[Items listed in a dataset]
◆ ◆ ◆ ◆ ◆ ◆ ◆

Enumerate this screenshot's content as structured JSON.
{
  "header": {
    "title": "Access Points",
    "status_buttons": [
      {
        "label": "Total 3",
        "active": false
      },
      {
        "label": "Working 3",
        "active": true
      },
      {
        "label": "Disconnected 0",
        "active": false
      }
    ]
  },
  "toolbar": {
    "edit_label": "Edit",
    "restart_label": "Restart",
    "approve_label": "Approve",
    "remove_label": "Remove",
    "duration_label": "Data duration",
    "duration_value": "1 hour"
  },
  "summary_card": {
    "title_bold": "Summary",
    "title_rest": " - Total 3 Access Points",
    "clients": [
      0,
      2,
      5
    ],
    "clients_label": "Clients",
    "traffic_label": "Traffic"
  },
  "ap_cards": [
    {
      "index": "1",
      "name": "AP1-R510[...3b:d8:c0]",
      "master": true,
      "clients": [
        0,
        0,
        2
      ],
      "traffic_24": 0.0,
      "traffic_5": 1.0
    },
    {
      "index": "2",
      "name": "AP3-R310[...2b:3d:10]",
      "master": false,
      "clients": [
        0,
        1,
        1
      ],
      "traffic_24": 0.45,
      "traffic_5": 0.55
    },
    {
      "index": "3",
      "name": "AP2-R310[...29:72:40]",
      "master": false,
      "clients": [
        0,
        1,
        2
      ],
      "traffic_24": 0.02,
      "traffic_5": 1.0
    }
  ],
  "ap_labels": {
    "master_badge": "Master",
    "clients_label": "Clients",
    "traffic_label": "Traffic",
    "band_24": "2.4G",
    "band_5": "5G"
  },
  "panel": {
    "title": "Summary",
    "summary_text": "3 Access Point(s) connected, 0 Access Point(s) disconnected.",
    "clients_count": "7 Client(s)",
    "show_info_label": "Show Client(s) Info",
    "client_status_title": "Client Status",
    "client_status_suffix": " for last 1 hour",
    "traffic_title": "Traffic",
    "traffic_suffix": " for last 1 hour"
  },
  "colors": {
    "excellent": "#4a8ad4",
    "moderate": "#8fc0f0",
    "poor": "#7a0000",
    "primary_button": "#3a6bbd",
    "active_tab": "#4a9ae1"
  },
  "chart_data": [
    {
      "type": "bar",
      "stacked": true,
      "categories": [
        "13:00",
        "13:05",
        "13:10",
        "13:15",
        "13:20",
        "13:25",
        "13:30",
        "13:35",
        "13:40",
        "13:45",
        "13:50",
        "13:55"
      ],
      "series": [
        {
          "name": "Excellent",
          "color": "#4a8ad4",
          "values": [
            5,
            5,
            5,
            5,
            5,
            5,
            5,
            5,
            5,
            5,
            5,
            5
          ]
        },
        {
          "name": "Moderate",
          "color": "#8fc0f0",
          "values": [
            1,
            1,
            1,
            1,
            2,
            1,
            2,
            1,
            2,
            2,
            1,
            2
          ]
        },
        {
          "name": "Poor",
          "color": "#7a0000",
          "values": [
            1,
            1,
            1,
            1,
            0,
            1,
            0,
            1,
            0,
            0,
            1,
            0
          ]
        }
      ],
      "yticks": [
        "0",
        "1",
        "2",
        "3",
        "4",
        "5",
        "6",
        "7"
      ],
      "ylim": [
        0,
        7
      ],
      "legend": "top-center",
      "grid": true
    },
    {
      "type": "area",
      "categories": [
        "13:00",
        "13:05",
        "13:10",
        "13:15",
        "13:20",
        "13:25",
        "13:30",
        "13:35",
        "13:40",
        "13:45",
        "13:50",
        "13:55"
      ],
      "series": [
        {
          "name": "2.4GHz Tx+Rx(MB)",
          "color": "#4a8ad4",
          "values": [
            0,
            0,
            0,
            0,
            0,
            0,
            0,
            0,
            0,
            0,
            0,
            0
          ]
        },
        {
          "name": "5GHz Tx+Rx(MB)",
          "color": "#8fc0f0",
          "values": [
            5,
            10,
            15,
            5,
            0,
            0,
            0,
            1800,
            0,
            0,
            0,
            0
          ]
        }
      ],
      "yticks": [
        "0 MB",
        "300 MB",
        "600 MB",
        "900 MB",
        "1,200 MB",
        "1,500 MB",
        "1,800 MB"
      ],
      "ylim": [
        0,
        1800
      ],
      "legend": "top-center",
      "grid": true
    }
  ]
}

◆ ◆ ◆ ◆ ◆ ◆ ◆

Quote the whole listing above, leaving nothing out.

:: RESPONSE ::
Enumerate this screenshot's content as structured JSON.
{
  "header": {
    "title": "Access Points",
    "status_buttons": [
      {
        "label": "Total 3",
        "active": false
      },
      {
        "label": "Working 3",
        "active": true
      },
      {
        "label": "Disconnected 0",
        "active": false
      }
    ]
  },
  "toolbar": {
    "edit_label": "Edit",
    "restart_label": "Restart",
    "approve_label": "Approve",
    "remove_label": "Remove",
    "duration_label": "Data duration",
    "duration_value": "1 hour"
  },
  "summary_card": {
    "title_bold": "Summary",
    "title_rest": " - Total 3 Access Points",
    "clients": [
      0,
      2,
      5
    ],
    "clients_label": "Clients",
    "traffic_label": "Traffic"
  },
  "ap_cards": [
    {
      "index": "1",
      "name": "AP1-R510[...3b:d8:c0]",
      "master": true,
      "clients": [
        0,
        0,
        2
      ],
      "traffic_24": 0.0,
      "traffic_5": 1.0
    },
    {
      "index": "2",
      "name": "AP3-R310[...2b:3d:10]",
      "master": false,
      "clients": [
        0,
        1,
        1
      ],
      "traffic_24": 0.45,
      "traffic_5": 0.55
    },
    {
      "index": "3",
      "name": "AP2-R310[...29:72:40]",
      "master": false,
      "clients": [
        0,
        1,
        2
      ],
      "traffic_24": 0.02,
      "traffic_5": 1.0
    }
  ],
  "ap_labels": {
    "master_badge": "Master",
    "clients_label": "Clients",
    "traffic_label": "Traffic",
    "band_24": "2.4G",
    "band_5": "5G"
  },
  "panel": {
    "title": "Summary",
    "summary_text": "3 Access Point(s) connected, 0 Access Point(s) disconnected.",
    "clients_count": "7 Client(s)",
    "show_info_label": "Show Client(s) Info",
    "client_status_title": "Client Status",
    "client_status_suffix": " for last 1 hour",
    "traffic_title": "Traffic",
    "traffic_suffix": " for last 1 hour"
  },
  "colors": {
    "excellent": "#4a8ad4",
    "moderate": "#8fc0f0",
    "poor": "#7a0000",
    "primary_button": "#3a6bbd",
    "active_tab": "#4a9ae1"
  },
  "chart_data": [
    {
      "type": "bar",
      "stacked": true,
      "categories": [
        "13:00",
        "13:05",
        "13:10",
        "13:15",
        "13:20",
        "13:25",
        "13:30",
        "13:35",
        "13:40",
        "13:45",
        "13:50",
        "13:55"
      ],
      "series": [
        {
          "name": "Excellent",
          "color": "#4a8ad4",
          "values": [
            5,
            5,
            5,
            5,
            5,
            5,
            5,
            5,
            5,
            5,
            5,
            5
          ]
        },
        {
          "name": "Moderate",
          "color": "#8fc0f0",
          "values": [
            1,
            1,
            1,
            1,
            2,
            1,
            2,
            1,
            2,
            2,
            1,
            2
          ]
        },
        {
          "name": "Poor",
          "color": "#7a0000",
          "values": [
            1,
            1,
            1,
            1,
            0,
            1,
            0,
            1,
            0,
            0,
            1,
            0
          ]
        }
      ],
      "yticks": [
        "0",
        "1",
        "2",
        "3",
        "4",
        "5",
        "6",
        "7"
      ],
      "ylim": [
        0,
        7
      ],
      "legend": "top-center",
      "grid": true
    },
    {
      "type": "area",
      "categories": [
        "13:00",
        "13:05",
        "13:10",
        "13:15",
        "13:20",
        "13:25",
        "13:30",
        "13:35",
        "13:40",
        "13:45",
        "13:50",
        "13:55"
      ],
      "series": [
        {
          "name": "2.4GHz Tx+Rx(MB)",
          "color": "#4a8ad4",
          "values": [
            0,
            0,
            0,
            0,
            0,
            0,
            0,
            0,
            0,
            0,
            0,
            0
          ]
        },
        {
          "name": "5GHz Tx+Rx(MB)",
          "color": "#8fc0f0",
          "values": [
            5,
            10,
            15,
            5,
            0,
            0,
            0,
            1800,
            0,
            0,
            0,
            0
          ]
        }
      ],
      "yticks": [
        "0 MB",
        "300 MB",
        "600 MB",
        "900 MB",
        "1,200 MB",
        "1,500 MB",
        "1,800 MB"
      ],
      "ylim": [
        0,
        1800
      ],
      "legend": "top-center",
      "grid": true
    }
  ]
}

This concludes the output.